Source data:

┏━━

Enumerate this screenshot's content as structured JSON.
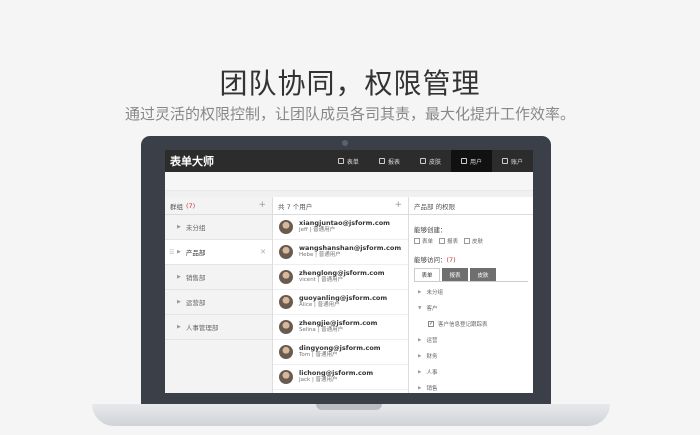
{
  "hero": {
    "title": "团队协同，权限管理",
    "subtitle": "通过灵活的权限控制，让团队成员各司其责，最大化提升工作效率。"
  },
  "app": {
    "logo": "表单大师",
    "nav": [
      {
        "label": "表单",
        "icon": "form-icon",
        "active": false
      },
      {
        "label": "报表",
        "icon": "chart-icon",
        "active": false
      },
      {
        "label": "皮肤",
        "icon": "palette-icon",
        "active": false
      },
      {
        "label": "用户",
        "icon": "users-icon",
        "active": true
      },
      {
        "label": "账户",
        "icon": "account-icon",
        "active": false
      }
    ]
  },
  "groups": {
    "header_label": "群组",
    "header_count": "(7)",
    "items": [
      {
        "label": "未分组",
        "active": false
      },
      {
        "label": "产品部",
        "active": true
      },
      {
        "label": "销售部",
        "active": false
      },
      {
        "label": "运营部",
        "active": false
      },
      {
        "label": "人事管理部",
        "active": false
      }
    ]
  },
  "users": {
    "header": "共 7 个用户",
    "items": [
      {
        "email": "xiangjuntao@jsform.com",
        "role": "Jeff | 普通用户"
      },
      {
        "email": "wangshanshan@jsform.com",
        "role": "Hebe | 普通用户"
      },
      {
        "email": "zhenglong@jsform.com",
        "role": "vicent | 普通用户"
      },
      {
        "email": "guoyanling@jsform.com",
        "role": "Alice | 普通用户"
      },
      {
        "email": "zhengjie@jsform.com",
        "role": "Selina | 普通用户"
      },
      {
        "email": "dingyong@jsform.com",
        "role": "Tom | 普通用户"
      },
      {
        "email": "lichong@jsform.com",
        "role": "Jack | 普通用户"
      }
    ]
  },
  "permissions": {
    "title": "产品部 的权限",
    "create_label": "能够创建：",
    "create_options": [
      "表单",
      "报表",
      "皮肤"
    ],
    "access_label": "能够访问：",
    "access_count": "(7)",
    "tabs": [
      {
        "label": "表单",
        "active": true
      },
      {
        "label": "报表",
        "active": false
      },
      {
        "label": "皮肤",
        "active": false
      }
    ],
    "tree": [
      {
        "label": "未分组",
        "type": "collapsed"
      },
      {
        "label": "客户",
        "type": "expanded"
      },
      {
        "label": "客户信息登记跟踪表",
        "type": "child"
      },
      {
        "label": "运营",
        "type": "collapsed"
      },
      {
        "label": "财务",
        "type": "collapsed"
      },
      {
        "label": "人事",
        "type": "collapsed"
      },
      {
        "label": "销售",
        "type": "collapsed"
      }
    ]
  },
  "colors": {
    "accent_red": "#cc3333",
    "topbar": "#2c2c2c",
    "laptop_frame": "#3b3f47"
  }
}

┗━━

Set task: Every line holding "role" should be copied out.

Reply to the task:
        "role": "Jeff | 普通用户"
        "role": "Hebe | 普通用户"
        "role": "vicent | 普通用户"
        "role": "Alice | 普通用户"
        "role": "Selina | 普通用户"
        "role": "Tom | 普通用户"
        "role": "Jack | 普通用户"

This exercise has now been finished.